_Exercise:_ What is the number of lines containing "investigación"? Give only that number.

_Records for the exercise:_

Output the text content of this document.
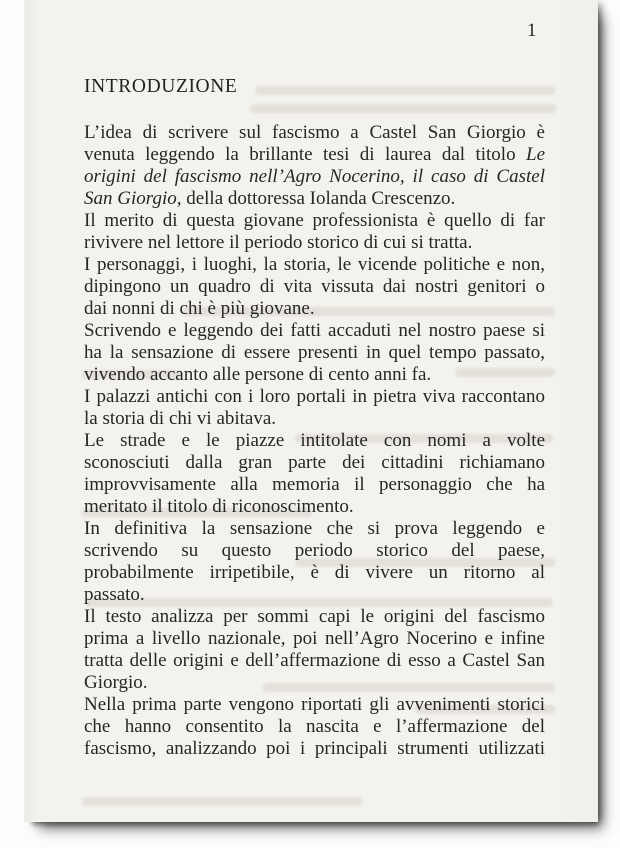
1
INTRODUZIONE
L’idea di scrivere sul fascismo a Castel San Giorgio è
venuta leggendo la brillante tesi di laurea dal titolo Le
origini del fascismo nell’Agro Nocerino, il caso di Castel
San Giorgio, della dottoressa Iolanda Crescenzo.
Il merito di questa giovane professionista è quello di far
rivivere nel lettore il periodo storico di cui si tratta.
I personaggi, i luoghi, la storia, le vicende politiche e non,
dipingono un quadro di vita vissuta dai nostri genitori o
dai nonni di chi è più giovane.
Scrivendo e leggendo dei fatti accaduti nel nostro paese si
ha la sensazione di essere presenti in quel tempo passato,
vivendo accanto alle persone di cento anni fa.
I palazzi antichi con i loro portali in pietra viva raccontano
la storia di chi vi abitava.
Le strade e le piazze intitolate con nomi a volte
sconosciuti dalla gran parte dei cittadini richiamano
improvvisamente alla memoria il personaggio che ha
meritato il titolo di riconoscimento.
In definitiva la sensazione che si prova leggendo e
scrivendo su questo periodo storico del paese,
probabilmente irripetibile, è di vivere un ritorno al
passato.
Il testo analizza per sommi capi le origini del fascismo
prima a livello nazionale, poi nell’Agro Nocerino e infine
tratta delle origini e dell’affermazione di esso a Castel San
Giorgio.
Nella prima parte vengono riportati gli avvenimenti storici
che hanno consentito la nascita e l’affermazione del
fascismo, analizzando poi i principali strumenti utilizzati
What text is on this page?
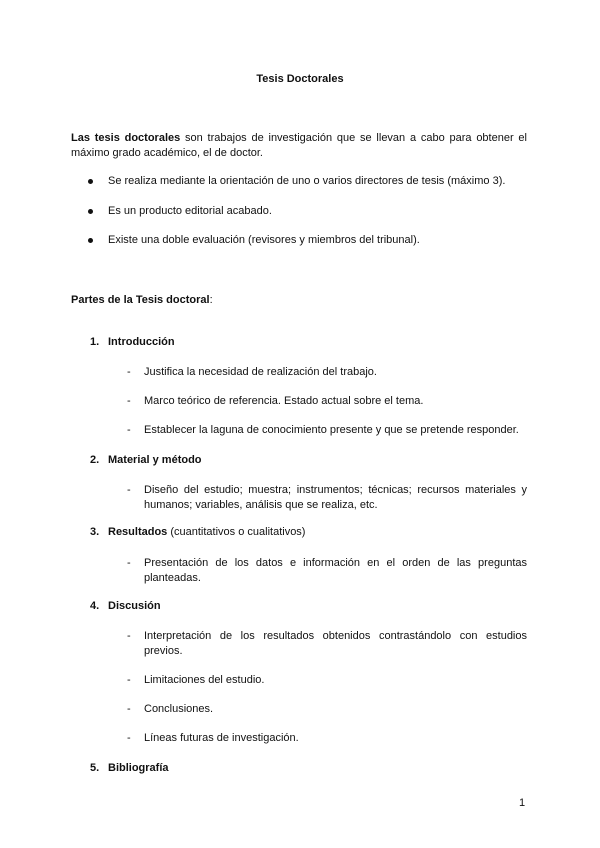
Tesis Doctorales
Las tesis doctorales son trabajos de investigación que se llevan a cabo para obtener el máximo grado académico, el de doctor.
Se realiza mediante la orientación de uno o varios directores de tesis (máximo 3).
Es un producto editorial acabado.
Existe una doble evaluación (revisores y miembros del tribunal).
Partes de la Tesis doctoral:
1. Introducción
- Justifica la necesidad de realización del trabajo.
- Marco teórico de referencia. Estado actual sobre el tema.
- Establecer la laguna de conocimiento presente y que se pretende responder.
2. Material y método
- Diseño del estudio; muestra; instrumentos; técnicas; recursos materiales y humanos; variables, análisis que se realiza, etc.
3. Resultados (cuantitativos o cualitativos)
- Presentación de los datos e información en el orden de las preguntas planteadas.
4. Discusión
- Interpretación de los resultados obtenidos contrastándolo con estudios previos.
- Limitaciones del estudio.
- Conclusiones.
- Líneas futuras de investigación.
5. Bibliografía
1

_Result of this exercise:_ 2